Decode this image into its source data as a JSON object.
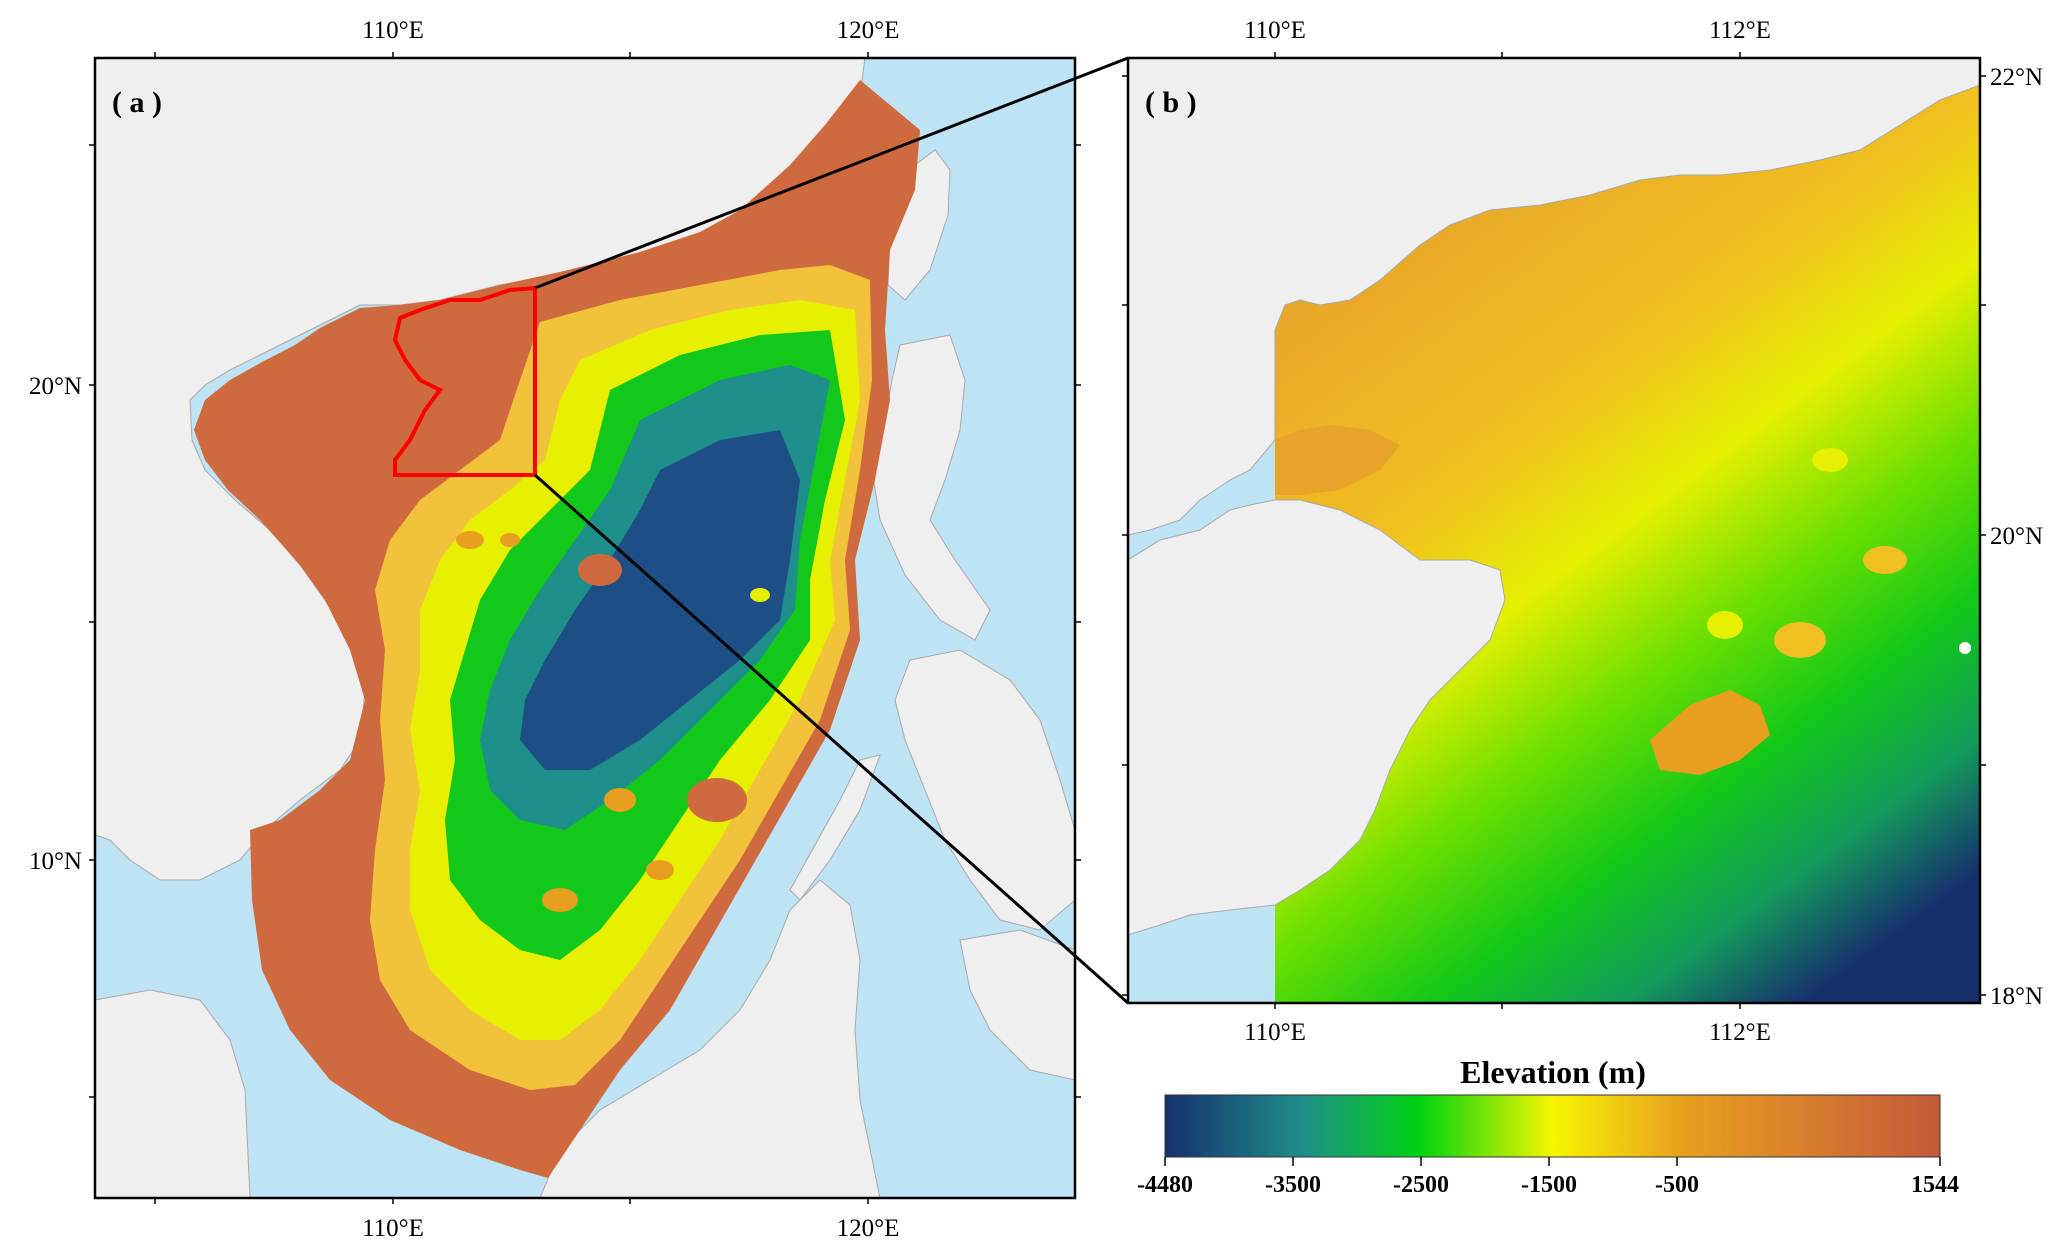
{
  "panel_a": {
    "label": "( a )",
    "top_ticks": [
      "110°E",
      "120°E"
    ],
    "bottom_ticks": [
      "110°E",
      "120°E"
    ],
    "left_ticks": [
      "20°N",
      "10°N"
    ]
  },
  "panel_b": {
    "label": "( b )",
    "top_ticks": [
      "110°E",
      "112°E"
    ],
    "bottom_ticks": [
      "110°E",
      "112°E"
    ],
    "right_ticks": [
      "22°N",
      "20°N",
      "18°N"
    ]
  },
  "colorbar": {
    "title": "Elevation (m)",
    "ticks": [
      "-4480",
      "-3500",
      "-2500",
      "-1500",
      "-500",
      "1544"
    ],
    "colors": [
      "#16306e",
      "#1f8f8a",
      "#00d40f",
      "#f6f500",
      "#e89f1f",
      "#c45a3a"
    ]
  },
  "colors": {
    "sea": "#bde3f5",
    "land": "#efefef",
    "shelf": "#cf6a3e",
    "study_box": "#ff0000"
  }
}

# # # # #

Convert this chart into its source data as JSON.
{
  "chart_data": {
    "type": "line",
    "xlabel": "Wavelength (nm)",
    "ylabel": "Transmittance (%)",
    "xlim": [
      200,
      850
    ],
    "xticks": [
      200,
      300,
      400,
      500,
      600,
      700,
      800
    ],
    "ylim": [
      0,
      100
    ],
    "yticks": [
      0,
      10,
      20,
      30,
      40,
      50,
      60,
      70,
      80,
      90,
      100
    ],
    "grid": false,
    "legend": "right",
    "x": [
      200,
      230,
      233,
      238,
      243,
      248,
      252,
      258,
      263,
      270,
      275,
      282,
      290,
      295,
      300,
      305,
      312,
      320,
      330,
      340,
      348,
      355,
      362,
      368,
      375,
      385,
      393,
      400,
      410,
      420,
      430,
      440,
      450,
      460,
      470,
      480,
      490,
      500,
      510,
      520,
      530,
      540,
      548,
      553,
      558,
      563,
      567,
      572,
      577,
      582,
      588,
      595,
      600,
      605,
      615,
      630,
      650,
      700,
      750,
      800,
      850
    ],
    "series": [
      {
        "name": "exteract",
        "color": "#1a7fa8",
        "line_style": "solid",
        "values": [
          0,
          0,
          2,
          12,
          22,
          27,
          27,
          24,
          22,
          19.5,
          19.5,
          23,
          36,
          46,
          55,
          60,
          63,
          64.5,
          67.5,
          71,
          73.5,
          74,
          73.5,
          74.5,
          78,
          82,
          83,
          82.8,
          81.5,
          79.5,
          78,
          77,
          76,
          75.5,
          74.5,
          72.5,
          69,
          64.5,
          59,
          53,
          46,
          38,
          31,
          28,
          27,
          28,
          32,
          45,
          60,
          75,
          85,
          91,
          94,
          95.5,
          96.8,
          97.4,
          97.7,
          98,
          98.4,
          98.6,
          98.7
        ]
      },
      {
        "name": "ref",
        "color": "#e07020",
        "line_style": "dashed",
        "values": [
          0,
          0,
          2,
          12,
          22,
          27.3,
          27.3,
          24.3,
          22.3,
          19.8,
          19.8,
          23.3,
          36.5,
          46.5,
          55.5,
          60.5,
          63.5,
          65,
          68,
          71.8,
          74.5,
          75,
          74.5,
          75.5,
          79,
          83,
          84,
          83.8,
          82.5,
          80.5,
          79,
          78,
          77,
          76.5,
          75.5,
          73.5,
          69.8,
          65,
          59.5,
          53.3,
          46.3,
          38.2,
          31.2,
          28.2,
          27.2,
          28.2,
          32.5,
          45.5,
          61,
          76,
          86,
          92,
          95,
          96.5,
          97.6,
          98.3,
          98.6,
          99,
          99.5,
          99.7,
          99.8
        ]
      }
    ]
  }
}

# # # # #

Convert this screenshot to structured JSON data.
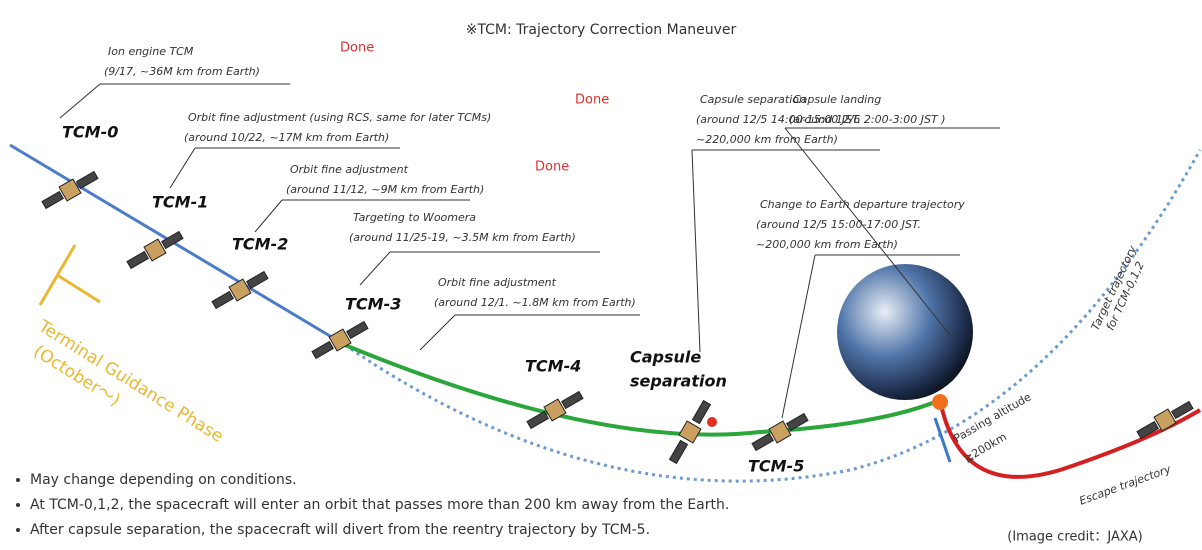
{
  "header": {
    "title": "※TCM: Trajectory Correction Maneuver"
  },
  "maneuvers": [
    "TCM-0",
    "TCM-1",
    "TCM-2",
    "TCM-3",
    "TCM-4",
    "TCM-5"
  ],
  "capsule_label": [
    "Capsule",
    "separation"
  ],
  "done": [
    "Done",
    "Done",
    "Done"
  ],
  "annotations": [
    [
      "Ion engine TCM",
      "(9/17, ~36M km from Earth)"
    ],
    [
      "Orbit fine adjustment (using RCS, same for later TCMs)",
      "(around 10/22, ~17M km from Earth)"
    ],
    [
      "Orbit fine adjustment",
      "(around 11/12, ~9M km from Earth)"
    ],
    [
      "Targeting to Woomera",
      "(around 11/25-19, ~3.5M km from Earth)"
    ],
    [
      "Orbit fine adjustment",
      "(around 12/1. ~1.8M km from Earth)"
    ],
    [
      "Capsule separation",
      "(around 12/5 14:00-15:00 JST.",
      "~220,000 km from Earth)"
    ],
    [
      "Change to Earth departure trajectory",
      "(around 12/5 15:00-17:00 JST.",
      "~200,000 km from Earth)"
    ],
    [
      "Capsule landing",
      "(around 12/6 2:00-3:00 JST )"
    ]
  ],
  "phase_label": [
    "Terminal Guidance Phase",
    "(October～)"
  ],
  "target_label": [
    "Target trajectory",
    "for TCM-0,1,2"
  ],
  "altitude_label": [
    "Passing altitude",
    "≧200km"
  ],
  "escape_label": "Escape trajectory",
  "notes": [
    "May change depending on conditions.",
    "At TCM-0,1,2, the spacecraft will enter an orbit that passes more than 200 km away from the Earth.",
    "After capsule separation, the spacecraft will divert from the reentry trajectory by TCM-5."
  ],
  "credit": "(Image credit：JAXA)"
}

# # # # #

◆ **TASK REQUIREMENTS**:
Give the number of lines in the records above that contain the word "this". Reply with that number alone.

◆ **OUTPUT OF THE EXERCISE**:
3